Select lines where the word "title" appears.

* begin Task material *

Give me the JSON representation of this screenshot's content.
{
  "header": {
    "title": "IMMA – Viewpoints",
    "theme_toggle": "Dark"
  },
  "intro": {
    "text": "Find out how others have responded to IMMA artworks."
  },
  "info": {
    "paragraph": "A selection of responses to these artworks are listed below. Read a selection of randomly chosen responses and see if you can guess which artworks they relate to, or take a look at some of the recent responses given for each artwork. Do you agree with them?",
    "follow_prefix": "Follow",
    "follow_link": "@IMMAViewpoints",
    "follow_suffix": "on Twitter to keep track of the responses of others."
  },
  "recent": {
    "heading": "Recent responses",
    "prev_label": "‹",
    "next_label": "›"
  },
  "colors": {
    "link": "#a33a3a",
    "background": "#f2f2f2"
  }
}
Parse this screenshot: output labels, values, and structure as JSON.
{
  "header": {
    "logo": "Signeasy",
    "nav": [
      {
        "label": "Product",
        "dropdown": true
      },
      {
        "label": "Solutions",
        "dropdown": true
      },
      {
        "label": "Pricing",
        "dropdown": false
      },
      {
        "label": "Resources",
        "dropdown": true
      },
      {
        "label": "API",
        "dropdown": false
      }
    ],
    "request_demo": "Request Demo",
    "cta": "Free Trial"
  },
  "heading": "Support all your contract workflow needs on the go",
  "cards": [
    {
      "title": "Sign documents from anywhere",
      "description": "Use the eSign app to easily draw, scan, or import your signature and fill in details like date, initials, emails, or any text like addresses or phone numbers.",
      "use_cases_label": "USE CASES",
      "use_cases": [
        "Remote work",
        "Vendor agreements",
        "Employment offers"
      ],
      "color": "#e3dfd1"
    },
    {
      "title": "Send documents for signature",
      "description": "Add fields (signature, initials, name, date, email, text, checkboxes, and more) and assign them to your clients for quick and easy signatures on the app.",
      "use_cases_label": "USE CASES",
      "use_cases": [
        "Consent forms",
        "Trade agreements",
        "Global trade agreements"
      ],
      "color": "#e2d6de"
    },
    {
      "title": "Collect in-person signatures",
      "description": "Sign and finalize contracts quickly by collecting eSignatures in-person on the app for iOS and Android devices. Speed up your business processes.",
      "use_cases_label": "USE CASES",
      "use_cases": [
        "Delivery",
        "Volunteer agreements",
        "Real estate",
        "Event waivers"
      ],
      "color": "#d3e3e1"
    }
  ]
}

* end Task material *

* [Finished task]
    "title": "IMMA – Viewpoints",
      "title": "Sign documents from anywhere",
      "title": "Send documents for signature",
      "title": "Collect in-person signatures",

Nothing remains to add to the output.